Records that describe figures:
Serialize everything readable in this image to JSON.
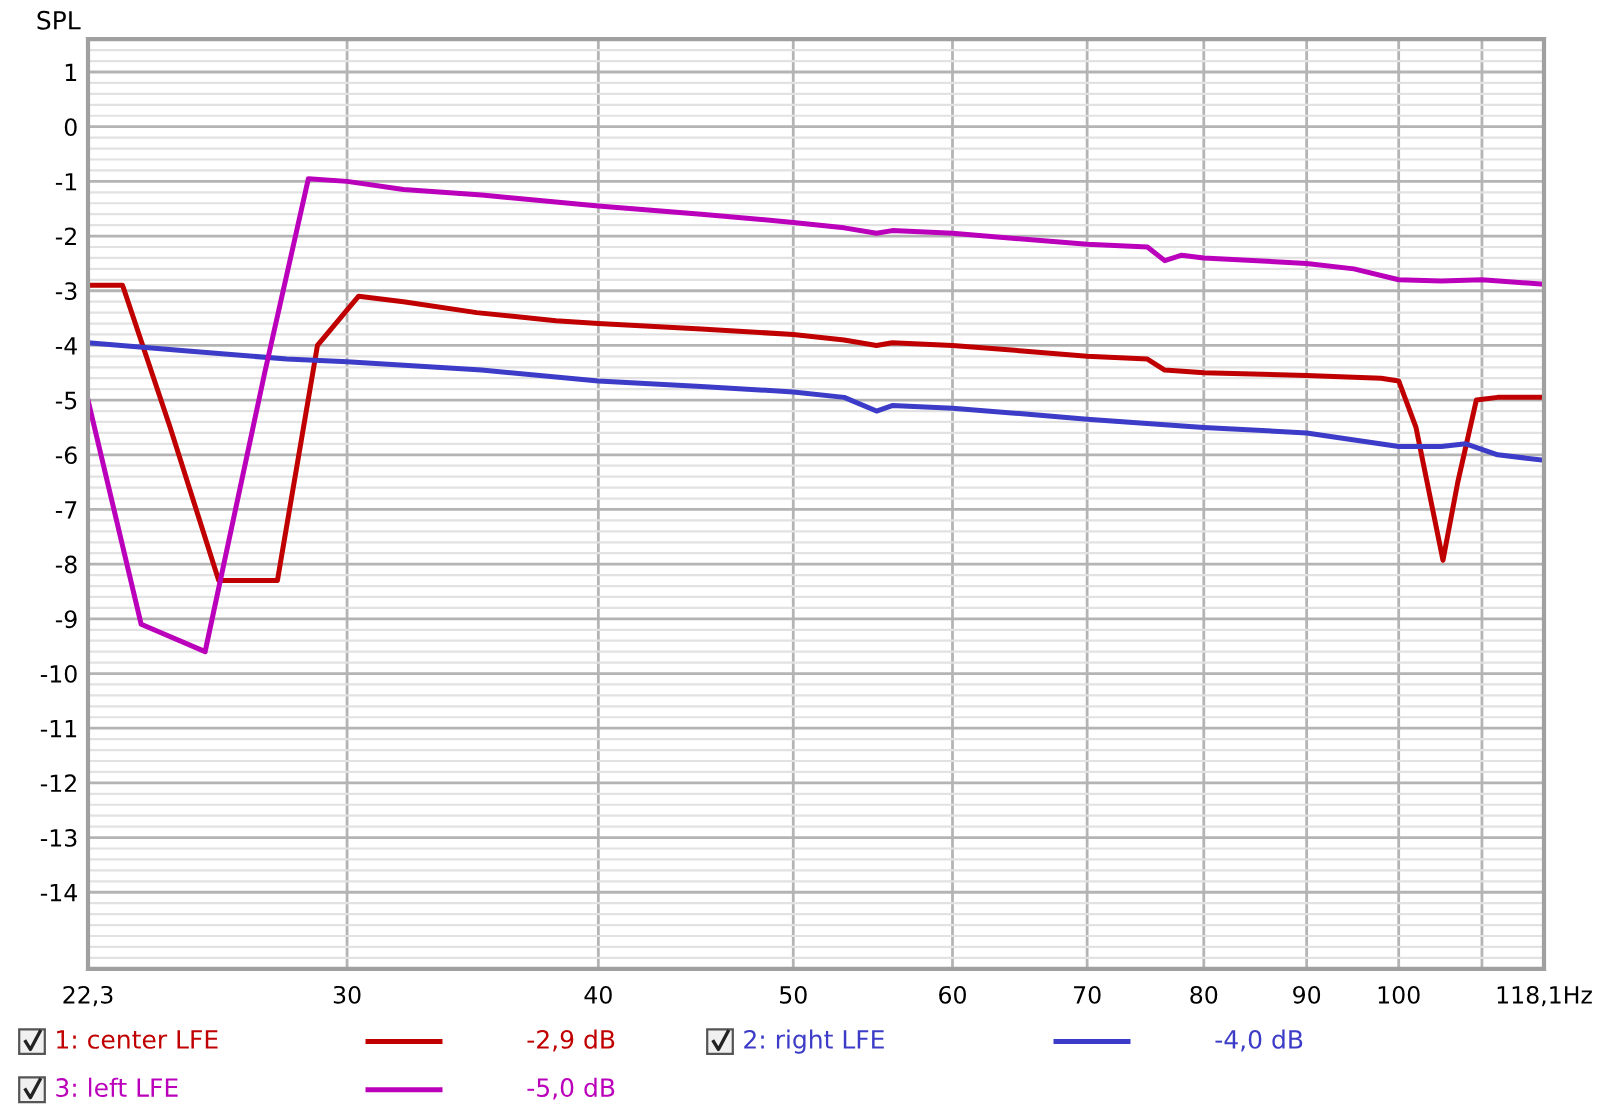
{
  "chart_data": {
    "type": "line",
    "ylabel": "SPL",
    "log": "x",
    "xlim": [
      22.3,
      118.1
    ],
    "ylim": [
      -15.4,
      1.6
    ],
    "xticks": [
      {
        "value": 22.3,
        "label": "22,3"
      },
      30,
      40,
      50,
      60,
      70,
      80,
      90,
      100,
      {
        "value": 110,
        "label": null
      },
      {
        "value": 118.1,
        "label": "118,1Hz"
      }
    ],
    "yticks": [
      1,
      0,
      -1,
      -2,
      -3,
      -4,
      -5,
      -6,
      -7,
      -8,
      -9,
      -10,
      -11,
      -12,
      -13,
      -14
    ],
    "grid": true,
    "legend": "bottom",
    "marker": "none",
    "line_style": "solid",
    "series": [
      {
        "name": "1: center LFE",
        "color": "#c00000",
        "x": [
          22.3,
          23.2,
          24.5,
          25.9,
          27.7,
          29.0,
          30.4,
          32,
          34.8,
          38.1,
          40,
          45,
          50,
          53,
          55,
          56,
          60,
          65,
          70,
          75,
          76.5,
          80,
          90,
          98,
          100,
          102,
          105.2,
          107,
          109.3,
          112,
          118.1
        ],
        "values": [
          -2.9,
          -2.9,
          -5.5,
          -8.3,
          -8.3,
          -4.0,
          -3.1,
          -3.2,
          -3.4,
          -3.55,
          -3.6,
          -3.7,
          -3.8,
          -3.9,
          -4.0,
          -3.95,
          -4.0,
          -4.1,
          -4.2,
          -4.25,
          -4.45,
          -4.5,
          -4.55,
          -4.6,
          -4.65,
          -5.5,
          -7.93,
          -6.5,
          -5.0,
          -4.95,
          -4.95
        ]
      },
      {
        "name": "2: right LFE",
        "color": "#3c3cc8",
        "x": [
          22.3,
          25,
          28,
          30,
          35,
          40,
          45,
          50,
          53,
          55,
          56,
          60,
          65,
          70,
          80,
          90,
          100,
          105,
          108,
          112,
          118.1
        ],
        "values": [
          -3.95,
          -4.1,
          -4.25,
          -4.3,
          -4.45,
          -4.65,
          -4.75,
          -4.85,
          -4.95,
          -5.2,
          -5.1,
          -5.15,
          -5.25,
          -5.35,
          -5.5,
          -5.6,
          -5.85,
          -5.85,
          -5.8,
          -6.0,
          -6.1
        ]
      },
      {
        "name": "3: left LFE",
        "color": "#bb00bb",
        "x": [
          22.3,
          23.7,
          25.5,
          27.3,
          28.7,
          30,
          32,
          35,
          40,
          45,
          50,
          53,
          55,
          56,
          60,
          70,
          75,
          76.5,
          78,
          80,
          90,
          95,
          100,
          105,
          110,
          118.1
        ],
        "values": [
          -5.0,
          -9.1,
          -9.6,
          -4.5,
          -0.95,
          -1.0,
          -1.15,
          -1.25,
          -1.45,
          -1.6,
          -1.75,
          -1.85,
          -1.95,
          -1.9,
          -1.95,
          -2.15,
          -2.2,
          -2.45,
          -2.35,
          -2.4,
          -2.5,
          -2.6,
          -2.8,
          -2.82,
          -2.8,
          -2.88
        ]
      }
    ],
    "annotations": [
      "-2,9 dB",
      "-4,0 dB",
      "-5,0 dB"
    ]
  }
}
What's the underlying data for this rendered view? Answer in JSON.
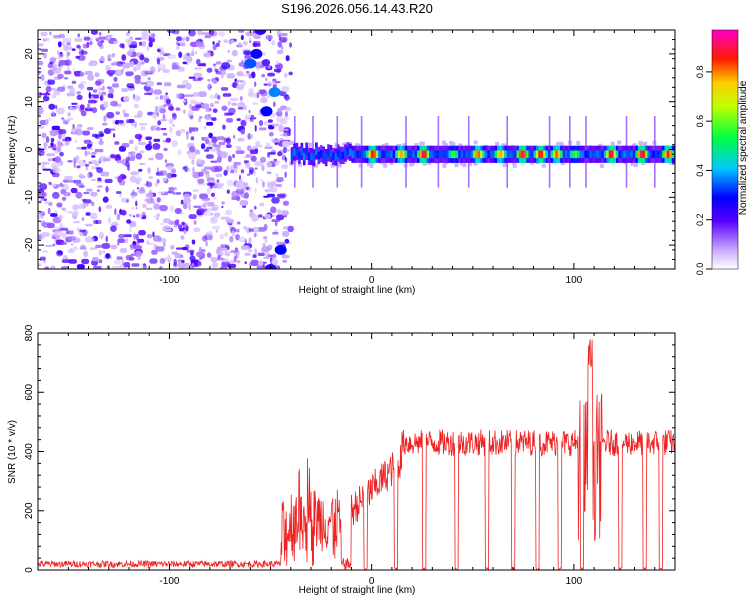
{
  "title": "S196.2026.056.14.43.R20",
  "spectrogram": {
    "type": "heatmap",
    "xlabel": "Height of straight line (km)",
    "ylabel": "Frequency (Hz)",
    "xlim": [
      -165,
      150
    ],
    "ylim": [
      -25,
      25
    ],
    "x_ticks": [
      -100,
      0,
      100
    ],
    "x_tick_labels": [
      "-100",
      "0",
      "100"
    ],
    "y_ticks": [
      -20,
      -10,
      0,
      10,
      20
    ],
    "y_tick_labels": [
      "-20",
      "-10",
      "0",
      "10",
      "20"
    ],
    "noise_region_x": [
      -165,
      -40
    ],
    "signal_region_x": [
      -40,
      150
    ],
    "signal_frequency_hz": -1,
    "peak_amplitude_points": [
      {
        "x": -23,
        "amp": 0.35
      },
      {
        "x": -10,
        "amp": 0.35
      },
      {
        "x": 0,
        "amp": 0.9
      },
      {
        "x": 14,
        "amp": 0.8
      },
      {
        "x": 25,
        "amp": 0.95
      },
      {
        "x": 40,
        "amp": 0.6
      },
      {
        "x": 52,
        "amp": 0.85
      },
      {
        "x": 63,
        "amp": 0.8
      },
      {
        "x": 74,
        "amp": 0.95
      },
      {
        "x": 83,
        "amp": 0.9
      },
      {
        "x": 91,
        "amp": 0.85
      },
      {
        "x": 100,
        "amp": 0.6
      },
      {
        "x": 110,
        "amp": 0.35
      },
      {
        "x": 118,
        "amp": 0.95
      },
      {
        "x": 133,
        "amp": 0.95
      },
      {
        "x": 146,
        "amp": 0.9
      }
    ]
  },
  "colorbar": {
    "label": "Normalized spectral amplitude",
    "range": [
      0,
      0.97
    ],
    "ticks": [
      0,
      0.2,
      0.4,
      0.6,
      0.8
    ],
    "tick_labels": [
      "0.0",
      "0.2",
      "0.4",
      "0.6",
      "0.8"
    ],
    "colormap": [
      "#ffffff",
      "#8a00ff",
      "#0000ff",
      "#00ffff",
      "#00ff00",
      "#ffff00",
      "#ff0000",
      "#ff00ff"
    ]
  },
  "snr": {
    "type": "line",
    "xlabel": "Height of straight line (km)",
    "ylabel": "SNR (10 * v/v)",
    "xlim": [
      -165,
      150
    ],
    "ylim": [
      0,
      800
    ],
    "x_ticks": [
      -100,
      0,
      100
    ],
    "x_tick_labels": [
      "-100",
      "0",
      "100"
    ],
    "y_ticks": [
      0,
      200,
      400,
      600,
      800
    ],
    "y_tick_labels": [
      "0",
      "200",
      "400",
      "600",
      "800"
    ],
    "line_color": "#ee2222",
    "noise_level": 15,
    "onset_x": -45,
    "plateau_start_x": 15,
    "plateau_level": 430,
    "spike_x": 108,
    "spike_value": 800,
    "dropouts_x": [
      -3,
      12,
      26,
      42,
      57,
      70,
      82,
      93,
      104,
      123,
      135,
      143
    ]
  }
}
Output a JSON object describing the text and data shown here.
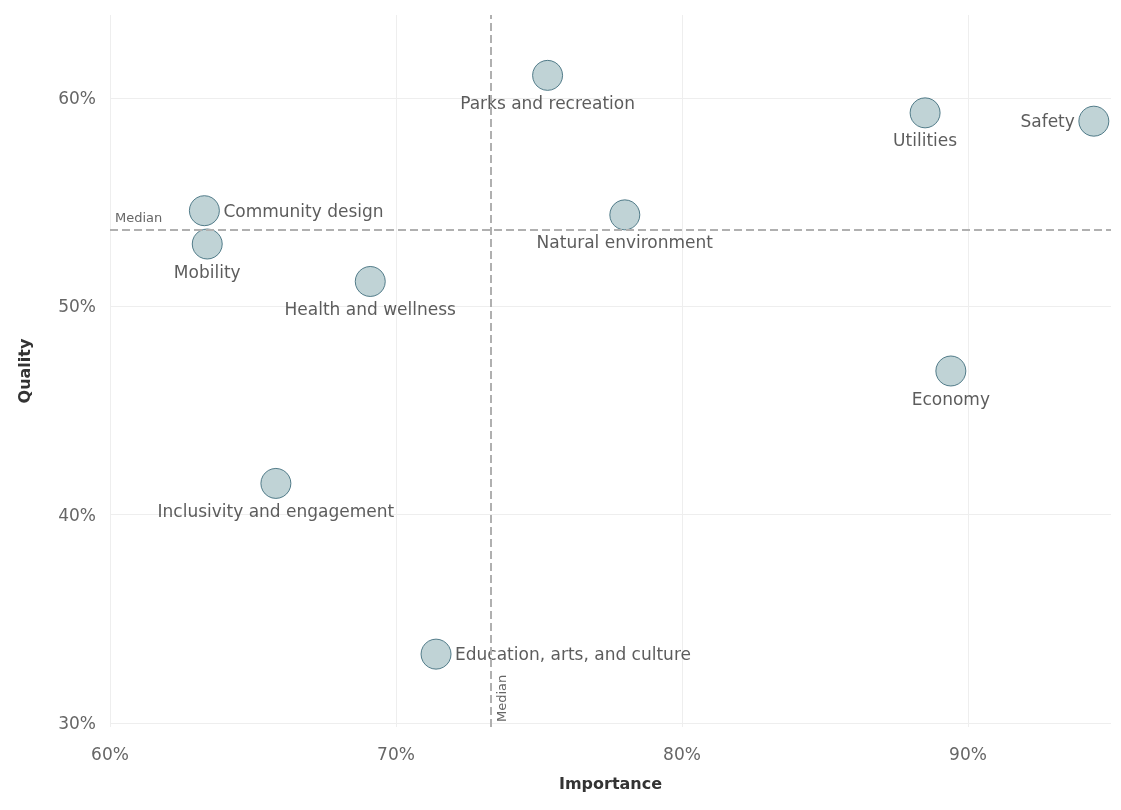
{
  "chart_data": {
    "type": "scatter",
    "xlabel": "Importance",
    "ylabel": "Quality",
    "x": [
      63.3,
      63.4,
      69.1,
      65.8,
      71.4,
      75.3,
      78.0,
      88.5,
      94.4,
      89.4
    ],
    "values": [
      54.6,
      53.0,
      51.2,
      41.5,
      33.3,
      61.1,
      54.4,
      59.3,
      58.9,
      46.9
    ],
    "color": "#b0c8cc",
    "marker": "circle",
    "grid": true,
    "xlim": [
      60,
      95
    ],
    "ylim": [
      29.8,
      64
    ],
    "xticks": [
      {
        "value": 60,
        "label": "60%"
      },
      {
        "value": 70,
        "label": "70%"
      },
      {
        "value": 80,
        "label": "80%"
      },
      {
        "value": 90,
        "label": "90%"
      }
    ],
    "yticks": [
      {
        "value": 30,
        "label": "30%"
      },
      {
        "value": 40,
        "label": "40%"
      },
      {
        "value": 50,
        "label": "50%"
      },
      {
        "value": 60,
        "label": "60%"
      }
    ],
    "ref_lines": [
      {
        "axis": "x",
        "value": 73.3,
        "label": "Median",
        "color": "#b0b0b0",
        "line_style": "dashed"
      },
      {
        "axis": "y",
        "value": 53.7,
        "label": "Median",
        "color": "#b0b0b0",
        "line_style": "dashed"
      }
    ],
    "annotations": [
      {
        "text": "Community design",
        "x": 63.3,
        "y": 54.6
      },
      {
        "text": "Mobility",
        "x": 63.4,
        "y": 53.0
      },
      {
        "text": "Health and wellness",
        "x": 69.1,
        "y": 51.2
      },
      {
        "text": "Inclusivity and engagement",
        "x": 65.8,
        "y": 41.5
      },
      {
        "text": "Education, arts, and culture",
        "x": 71.4,
        "y": 33.3
      },
      {
        "text": "Parks and recreation",
        "x": 75.3,
        "y": 61.1
      },
      {
        "text": "Natural environment",
        "x": 78.0,
        "y": 54.4
      },
      {
        "text": "Utilities",
        "x": 88.5,
        "y": 59.3
      },
      {
        "text": "Safety",
        "x": 94.4,
        "y": 58.9
      },
      {
        "text": "Economy",
        "x": 89.4,
        "y": 46.9
      }
    ]
  }
}
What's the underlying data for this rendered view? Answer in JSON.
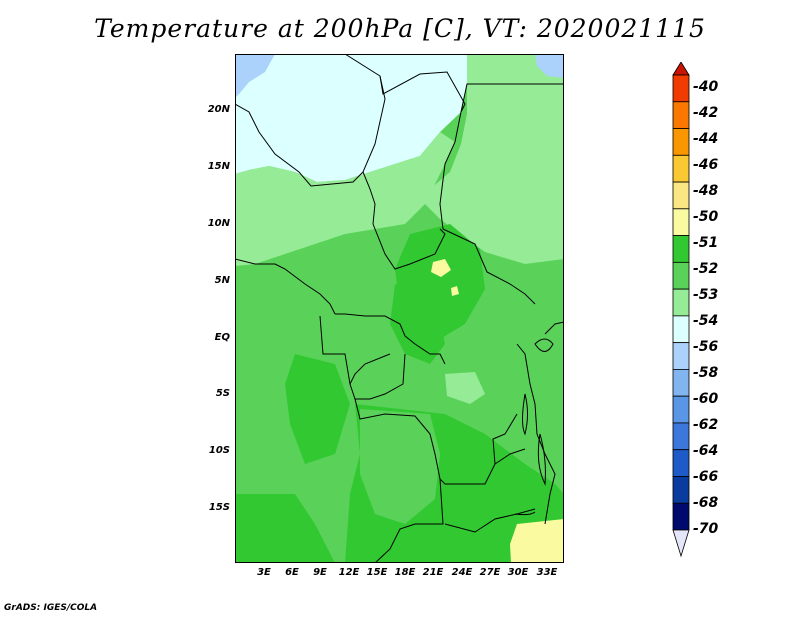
{
  "title": "Temperature at 200hPa [C], VT: 2020021115",
  "credit": "GrADS: IGES/COLA",
  "map": {
    "lat_labels": [
      "20N",
      "15N",
      "10N",
      "5N",
      "EQ",
      "5S",
      "10S",
      "15S"
    ],
    "lon_labels": [
      "3E",
      "6E",
      "9E",
      "12E",
      "15E",
      "18E",
      "21E",
      "24E",
      "27E",
      "30E",
      "33E"
    ]
  },
  "colorbar": {
    "labels": [
      "-40",
      "-42",
      "-44",
      "-46",
      "-48",
      "-50",
      "-51",
      "-52",
      "-53",
      "-54",
      "-56",
      "-58",
      "-60",
      "-62",
      "-64",
      "-66",
      "-68",
      "-70"
    ],
    "colors": [
      "#c81400",
      "#f03c00",
      "#fa7800",
      "#fa9600",
      "#fac832",
      "#fae682",
      "#fafaa0",
      "#32c832",
      "#5ad25a",
      "#96eb96",
      "#dcffff",
      "#aad2fa",
      "#82b4f0",
      "#5a96e6",
      "#3c78dc",
      "#1e5ac8",
      "#0a3ca0",
      "#000a6e"
    ],
    "top_triangle_color": "#c81400",
    "bottom_triangle_color": "#e6e6fa"
  }
}
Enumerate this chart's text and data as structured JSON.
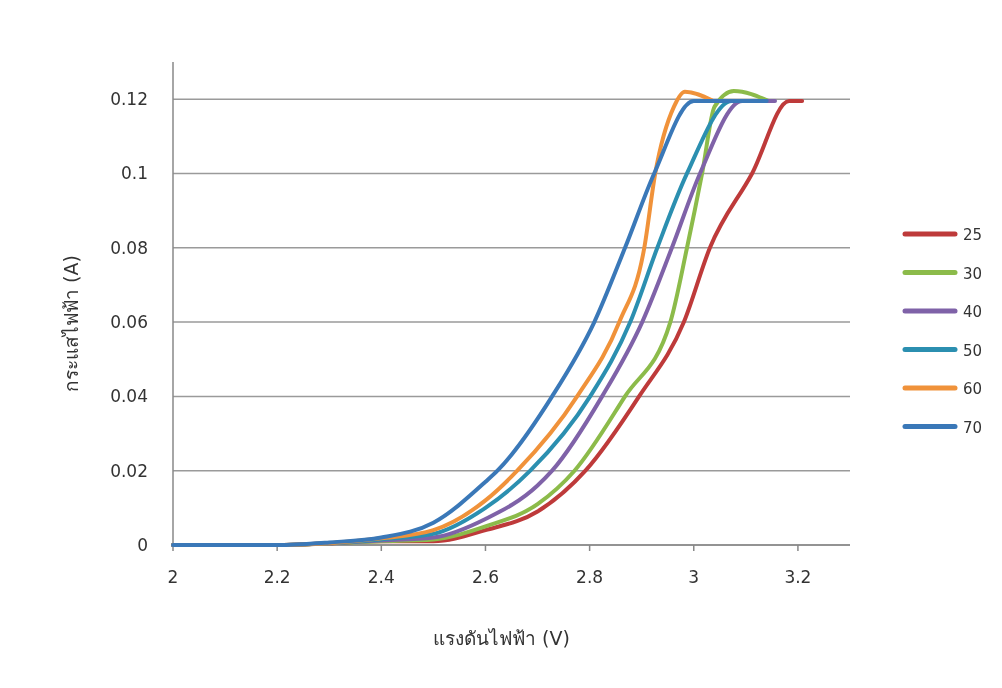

## WHAT YOU ARE ASKED TO DO
Write only the number of lines in the records that include the word "text".

## SOLUTION FOR THIS EXERCISE
12